작업 목표 -
맨 첫 줄에서 시작해 "other-information-list xyxy=(620,673,1152,897)"가 들어 있는 줄까지, 양 끝 줄을 포함하여 한 글자도 바꾸지 말고 옮겨 적으세요.

연습 입력 -
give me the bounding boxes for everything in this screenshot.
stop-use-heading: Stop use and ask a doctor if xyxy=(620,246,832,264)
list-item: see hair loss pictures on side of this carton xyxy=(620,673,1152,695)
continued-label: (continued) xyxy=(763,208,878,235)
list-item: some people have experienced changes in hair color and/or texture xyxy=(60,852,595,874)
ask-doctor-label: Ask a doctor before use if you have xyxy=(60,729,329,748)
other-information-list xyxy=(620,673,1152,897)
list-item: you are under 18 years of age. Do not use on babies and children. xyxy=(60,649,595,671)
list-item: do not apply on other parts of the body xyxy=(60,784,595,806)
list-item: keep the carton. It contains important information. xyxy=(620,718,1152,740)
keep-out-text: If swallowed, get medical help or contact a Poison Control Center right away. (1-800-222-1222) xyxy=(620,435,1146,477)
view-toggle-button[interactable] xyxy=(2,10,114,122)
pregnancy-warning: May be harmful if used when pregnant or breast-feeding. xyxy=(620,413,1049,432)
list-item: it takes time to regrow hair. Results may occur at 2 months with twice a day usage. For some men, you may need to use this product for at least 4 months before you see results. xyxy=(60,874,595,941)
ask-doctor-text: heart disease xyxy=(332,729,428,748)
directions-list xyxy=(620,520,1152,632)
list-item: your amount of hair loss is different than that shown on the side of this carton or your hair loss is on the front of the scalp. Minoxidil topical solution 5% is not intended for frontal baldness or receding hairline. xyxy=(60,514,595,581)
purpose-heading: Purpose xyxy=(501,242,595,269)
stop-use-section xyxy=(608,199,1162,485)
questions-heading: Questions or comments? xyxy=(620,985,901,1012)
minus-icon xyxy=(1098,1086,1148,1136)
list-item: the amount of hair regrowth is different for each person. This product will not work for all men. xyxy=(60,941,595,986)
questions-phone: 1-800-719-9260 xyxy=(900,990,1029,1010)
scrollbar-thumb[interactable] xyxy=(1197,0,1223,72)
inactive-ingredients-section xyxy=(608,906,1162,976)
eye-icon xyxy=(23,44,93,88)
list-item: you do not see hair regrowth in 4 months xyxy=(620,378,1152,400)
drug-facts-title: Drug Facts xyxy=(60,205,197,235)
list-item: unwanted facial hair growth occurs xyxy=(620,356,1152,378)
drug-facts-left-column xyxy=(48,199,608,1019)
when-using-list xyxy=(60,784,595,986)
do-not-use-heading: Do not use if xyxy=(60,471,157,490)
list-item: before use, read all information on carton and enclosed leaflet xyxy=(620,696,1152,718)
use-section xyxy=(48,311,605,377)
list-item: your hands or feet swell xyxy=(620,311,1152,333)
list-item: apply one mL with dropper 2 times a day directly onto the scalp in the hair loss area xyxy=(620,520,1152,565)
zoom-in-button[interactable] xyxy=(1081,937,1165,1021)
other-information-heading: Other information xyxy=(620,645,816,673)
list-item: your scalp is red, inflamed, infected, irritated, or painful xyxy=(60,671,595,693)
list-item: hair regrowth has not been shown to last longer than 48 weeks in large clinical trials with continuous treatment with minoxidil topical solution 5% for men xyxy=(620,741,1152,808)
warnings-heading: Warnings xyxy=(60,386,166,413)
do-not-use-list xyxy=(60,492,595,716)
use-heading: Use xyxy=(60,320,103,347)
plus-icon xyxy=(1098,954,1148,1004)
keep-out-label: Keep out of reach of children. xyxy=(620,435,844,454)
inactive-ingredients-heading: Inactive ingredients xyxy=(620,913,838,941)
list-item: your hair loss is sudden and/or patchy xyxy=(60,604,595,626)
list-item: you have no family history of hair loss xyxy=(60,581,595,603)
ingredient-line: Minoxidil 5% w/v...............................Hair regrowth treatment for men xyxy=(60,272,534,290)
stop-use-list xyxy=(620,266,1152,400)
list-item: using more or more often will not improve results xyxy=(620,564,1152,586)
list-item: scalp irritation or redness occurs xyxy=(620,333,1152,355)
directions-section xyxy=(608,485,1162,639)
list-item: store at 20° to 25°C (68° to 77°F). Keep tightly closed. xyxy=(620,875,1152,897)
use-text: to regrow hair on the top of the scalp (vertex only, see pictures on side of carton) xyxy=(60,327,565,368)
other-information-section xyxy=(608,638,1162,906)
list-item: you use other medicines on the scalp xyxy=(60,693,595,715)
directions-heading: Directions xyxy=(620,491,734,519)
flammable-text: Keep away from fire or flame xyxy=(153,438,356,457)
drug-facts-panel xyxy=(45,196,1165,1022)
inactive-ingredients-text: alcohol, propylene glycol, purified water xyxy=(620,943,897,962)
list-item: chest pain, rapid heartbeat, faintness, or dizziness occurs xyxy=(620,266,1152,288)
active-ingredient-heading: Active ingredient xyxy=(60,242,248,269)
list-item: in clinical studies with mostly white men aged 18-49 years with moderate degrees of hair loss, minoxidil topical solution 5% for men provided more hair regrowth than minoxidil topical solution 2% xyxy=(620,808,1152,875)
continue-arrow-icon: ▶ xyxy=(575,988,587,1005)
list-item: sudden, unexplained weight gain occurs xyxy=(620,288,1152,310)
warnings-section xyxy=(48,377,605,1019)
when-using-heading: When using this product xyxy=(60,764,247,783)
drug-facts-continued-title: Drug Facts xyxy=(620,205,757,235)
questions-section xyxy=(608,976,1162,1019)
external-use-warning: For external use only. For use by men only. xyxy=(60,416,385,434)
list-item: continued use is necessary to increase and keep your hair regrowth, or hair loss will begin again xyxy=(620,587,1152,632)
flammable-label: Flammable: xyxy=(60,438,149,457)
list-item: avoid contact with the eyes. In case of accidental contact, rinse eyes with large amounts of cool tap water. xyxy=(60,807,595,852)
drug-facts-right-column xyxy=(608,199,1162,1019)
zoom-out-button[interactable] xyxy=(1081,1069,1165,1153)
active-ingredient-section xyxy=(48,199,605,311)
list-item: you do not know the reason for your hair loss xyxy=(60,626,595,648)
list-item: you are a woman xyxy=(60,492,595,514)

아래 응답 -
give me the bounding boxes for everything in this screenshot.
stop-use-heading: Stop use and ask a doctor if xyxy=(620,246,832,264)
list-item: see hair loss pictures on side of this carton xyxy=(620,673,1152,695)
continued-label: (continued) xyxy=(763,208,878,235)
list-item: some people have experienced changes in hair color and/or texture xyxy=(60,852,595,874)
ask-doctor-label: Ask a doctor before use if you have xyxy=(60,729,329,748)
other-information-list xyxy=(620,673,1152,897)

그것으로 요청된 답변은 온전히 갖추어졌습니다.